BEGIN Record list

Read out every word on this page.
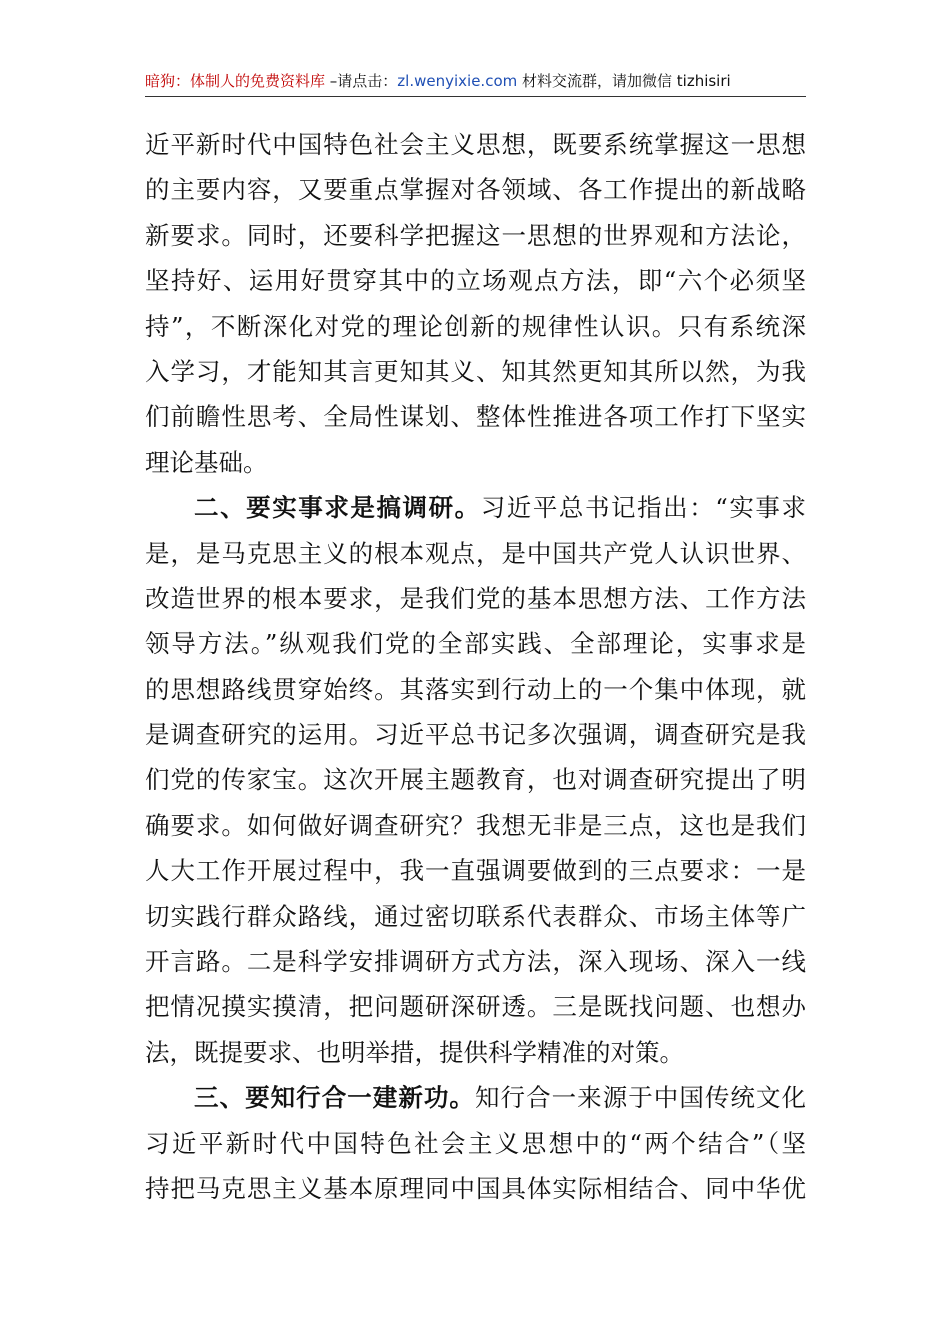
暗狗：体制人的免费资料库 –请点击：zl.wenyixie.com 材料交流群，请加微信 tizhisiri
近平新时代中国特色社会主义思想，既要系统掌握这一思想
的主要内容，又要重点掌握对各领域、各工作提出的新战略
新要求。同时，还要科学把握这一思想的世界观和方法论，
坚持好、运用好贯穿其中的立场观点方法，即“六个必须坚
持”，不断深化对党的理论创新的规律性认识。只有系统深
入学习，才能知其言更知其义、知其然更知其所以然，为我
们前瞻性思考、全局性谋划、整体性推进各项工作打下坚实
理论基础。
二、要实事求是搞调研。习近平总书记指出：“实事求
是，是马克思主义的根本观点，是中国共产党人认识世界、
改造世界的根本要求，是我们党的基本思想方法、工作方法
领导方法。”纵观我们党的全部实践、全部理论，实事求是
的思想路线贯穿始终。其落实到行动上的一个集中体现，就
是调查研究的运用。习近平总书记多次强调，调查研究是我
们党的传家宝。这次开展主题教育，也对调查研究提出了明
确要求。如何做好调查研究？我想无非是三点，这也是我们
人大工作开展过程中，我一直强调要做到的三点要求：一是
切实践行群众路线，通过密切联系代表群众、市场主体等广
开言路。二是科学安排调研方式方法，深入现场、深入一线
把情况摸实摸清，把问题研深研透。三是既找问题、也想办
法，既提要求、也明举措，提供科学精准的对策。
三、要知行合一建新功。知行合一来源于中国传统文化
习近平新时代中国特色社会主义思想中的“两个结合”（坚
持把马克思主义基本原理同中国具体实际相结合、同中华优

END Record list

### [Stated exercise]
Output the data exactly. Pictures don't belong in the result.

### [Complete output]
Read out every word on this page.
暗狗：体制人的免费资料库 –请点击：zl.wenyixie.com 材料交流群，请加微信 tizhisiri
近平新时代中国特色社会主义思想，既要系统掌握这一思想
的主要内容，又要重点掌握对各领域、各工作提出的新战略
新要求。同时，还要科学把握这一思想的世界观和方法论，
坚持好、运用好贯穿其中的立场观点方法，即“六个必须坚
持”，不断深化对党的理论创新的规律性认识。只有系统深
入学习，才能知其言更知其义、知其然更知其所以然，为我
们前瞻性思考、全局性谋划、整体性推进各项工作打下坚实
理论基础。
二、要实事求是搞调研。习近平总书记指出：“实事求
是，是马克思主义的根本观点，是中国共产党人认识世界、
改造世界的根本要求，是我们党的基本思想方法、工作方法
领导方法。”纵观我们党的全部实践、全部理论，实事求是
的思想路线贯穿始终。其落实到行动上的一个集中体现，就
是调查研究的运用。习近平总书记多次强调，调查研究是我
们党的传家宝。这次开展主题教育，也对调查研究提出了明
确要求。如何做好调查研究？我想无非是三点，这也是我们
人大工作开展过程中，我一直强调要做到的三点要求：一是
切实践行群众路线，通过密切联系代表群众、市场主体等广
开言路。二是科学安排调研方式方法，深入现场、深入一线
把情况摸实摸清，把问题研深研透。三是既找问题、也想办
法，既提要求、也明举措，提供科学精准的对策。
三、要知行合一建新功。知行合一来源于中国传统文化
习近平新时代中国特色社会主义思想中的“两个结合”（坚
持把马克思主义基本原理同中国具体实际相结合、同中华优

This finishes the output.